▶ Set problem
No images are to be carried over; print all other material exactly as it stands.

▶ Data provided
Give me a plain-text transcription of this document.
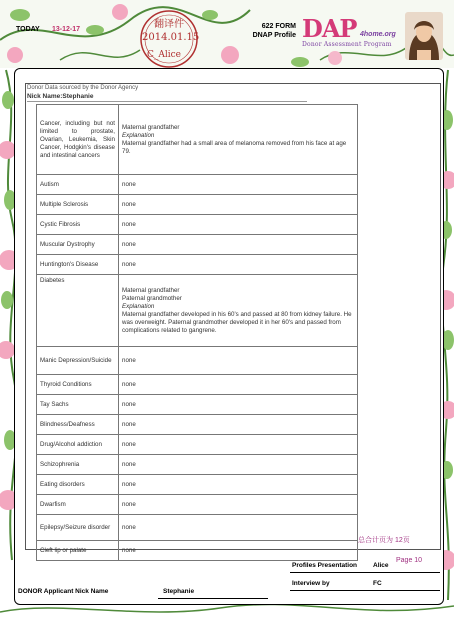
TODAY 13-12-17	翻译件
2014.01.15
C_Alice
622 FORM
DNAP Profile DAP 4home.org
Donor Assessment Program
Donor Data sourced by the Donor Agency
Nick Name:Stephanie
Cancer, including but not limited to prostate, Ovarian, Leukemia, Skin Cancer, Hodgkin's disease and intestinal cancers	Maternal grandfather
Explanation
Maternal grandfather had a small area of melanoma removed from his face at age 79.

Autism	none
Multiple Sclerosis	none
Cystic Fibrosis	none
Muscular Dystrophy	none
Huntington's Disease	none
Diabetes	Maternal grandfather
Paternal grandmother
Explanation
Maternal grandfather developed in his 60's and passed at 80 from kidney failure. He was overweight. Paternal grandmother developed it in her 60's and passed from complications related to gangrene.

Manic Depression/Suicide	none
Thyroid Conditions	none
Tay Sachs	none
Blindness/Deafness	none
Drug/Alcohol addiction	none
Schizophrenia	none
Eating disorders	none
Dwarfism	none
Epilepsy/Seizure disorder	none
Cleft lip or palate	none
总合计页为 12页
Page 10
Profiles Presentation Alice
Interview by	FC
DONOR Applicant Nick Name	Stephanie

▶ Full solution
Give me a plain-text transcription of this document.
TODAY 13-12-17	翻译件
2014.01.15
C_Alice
622 FORM
DNAP Profile DAP 4home.org
Donor Assessment Program
Donor Data sourced by the Donor Agency
Nick Name:Stephanie
Cancer, including but not limited to prostate, Ovarian, Leukemia, Skin Cancer, Hodgkin's disease and intestinal cancers	Maternal grandfather
Explanation
Maternal grandfather had a small area of melanoma removed from his face at age 79.

Autism	none
Multiple Sclerosis	none
Cystic Fibrosis	none
Muscular Dystrophy	none
Huntington's Disease	none
Diabetes	Maternal grandfather
Paternal grandmother
Explanation
Maternal grandfather developed in his 60's and passed at 80 from kidney failure. He was overweight. Paternal grandmother developed it in her 60's and passed from complications related to gangrene.

Manic Depression/Suicide	none
Thyroid Conditions	none
Tay Sachs	none
Blindness/Deafness	none
Drug/Alcohol addiction	none
Schizophrenia	none
Eating disorders	none
Dwarfism	none
Epilepsy/Seizure disorder	none
Cleft lip or palate	none
总合计页为 12页
Page 10
Profiles Presentation Alice
Interview by	FC
DONOR Applicant Nick Name	Stephanie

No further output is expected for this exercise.